Collected data:
====
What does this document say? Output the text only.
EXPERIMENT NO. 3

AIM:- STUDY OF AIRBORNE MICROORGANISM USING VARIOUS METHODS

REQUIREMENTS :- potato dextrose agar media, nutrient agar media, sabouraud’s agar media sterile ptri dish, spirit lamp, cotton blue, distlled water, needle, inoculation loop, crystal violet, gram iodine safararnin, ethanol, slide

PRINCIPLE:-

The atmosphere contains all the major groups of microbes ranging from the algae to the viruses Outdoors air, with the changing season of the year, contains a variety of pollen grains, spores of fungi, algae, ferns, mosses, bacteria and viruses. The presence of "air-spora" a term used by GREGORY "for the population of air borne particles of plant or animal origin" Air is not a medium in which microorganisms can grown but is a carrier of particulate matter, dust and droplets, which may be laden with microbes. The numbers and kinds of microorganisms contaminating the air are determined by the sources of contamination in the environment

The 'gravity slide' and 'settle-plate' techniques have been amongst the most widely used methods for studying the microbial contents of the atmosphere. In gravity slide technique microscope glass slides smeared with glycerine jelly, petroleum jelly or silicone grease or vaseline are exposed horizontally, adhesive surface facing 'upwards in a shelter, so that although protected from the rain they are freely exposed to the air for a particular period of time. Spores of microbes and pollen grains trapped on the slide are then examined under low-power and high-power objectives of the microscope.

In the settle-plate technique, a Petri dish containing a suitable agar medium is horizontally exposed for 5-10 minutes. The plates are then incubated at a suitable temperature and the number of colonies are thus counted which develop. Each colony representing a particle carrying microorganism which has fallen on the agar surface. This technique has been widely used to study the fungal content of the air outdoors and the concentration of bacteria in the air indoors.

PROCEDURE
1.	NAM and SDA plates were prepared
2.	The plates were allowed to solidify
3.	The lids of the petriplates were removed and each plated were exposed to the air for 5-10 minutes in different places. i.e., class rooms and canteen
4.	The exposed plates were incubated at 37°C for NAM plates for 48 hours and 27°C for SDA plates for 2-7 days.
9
====
#### [THE TASK]
For this exercise, all the data must be repeated exactly.

#### [ANSWER FOR THIS EXERCISE]
What does this document say? Output the text only.
EXPERIMENT NO. 3

AIM:- STUDY OF AIRBORNE MICROORGANISM USING VARIOUS METHODS

REQUIREMENTS :- potato dextrose agar media, nutrient agar media, sabouraud’s agar media sterile ptri dish, spirit lamp, cotton blue, distlled water, needle, inoculation loop, crystal violet, gram iodine safararnin, ethanol, slide

PRINCIPLE:-

The atmosphere contains all the major groups of microbes ranging from the algae to the viruses Outdoors air, with the changing season of the year, contains a variety of pollen grains, spores of fungi, algae, ferns, mosses, bacteria and viruses. The presence of "air-spora" a term used by GREGORY "for the population of air borne particles of plant or animal origin" Air is not a medium in which microorganisms can grown but is a carrier of particulate matter, dust and droplets, which may be laden with microbes. The numbers and kinds of microorganisms contaminating the air are determined by the sources of contamination in the environment

The 'gravity slide' and 'settle-plate' techniques have been amongst the most widely used methods for studying the microbial contents of the atmosphere. In gravity slide technique microscope glass slides smeared with glycerine jelly, petroleum jelly or silicone grease or vaseline are exposed horizontally, adhesive surface facing 'upwards in a shelter, so that although protected from the rain they are freely exposed to the air for a particular period of time. Spores of microbes and pollen grains trapped on the slide are then examined under low-power and high-power objectives of the microscope.

In the settle-plate technique, a Petri dish containing a suitable agar medium is horizontally exposed for 5-10 minutes. The plates are then incubated at a suitable temperature and the number of colonies are thus counted which develop. Each colony representing a particle carrying microorganism which has fallen on the agar surface. This technique has been widely used to study the fungal content of the air outdoors and the concentration of bacteria in the air indoors.

PROCEDURE
1.	NAM and SDA plates were prepared
2.	The plates were allowed to solidify
3.	The lids of the petriplates were removed and each plated were exposed to the air for 5-10 minutes in different places. i.e., class rooms and canteen
4.	The exposed plates were incubated at 37°C for NAM plates for 48 hours and 27°C for SDA plates for 2-7 days.
9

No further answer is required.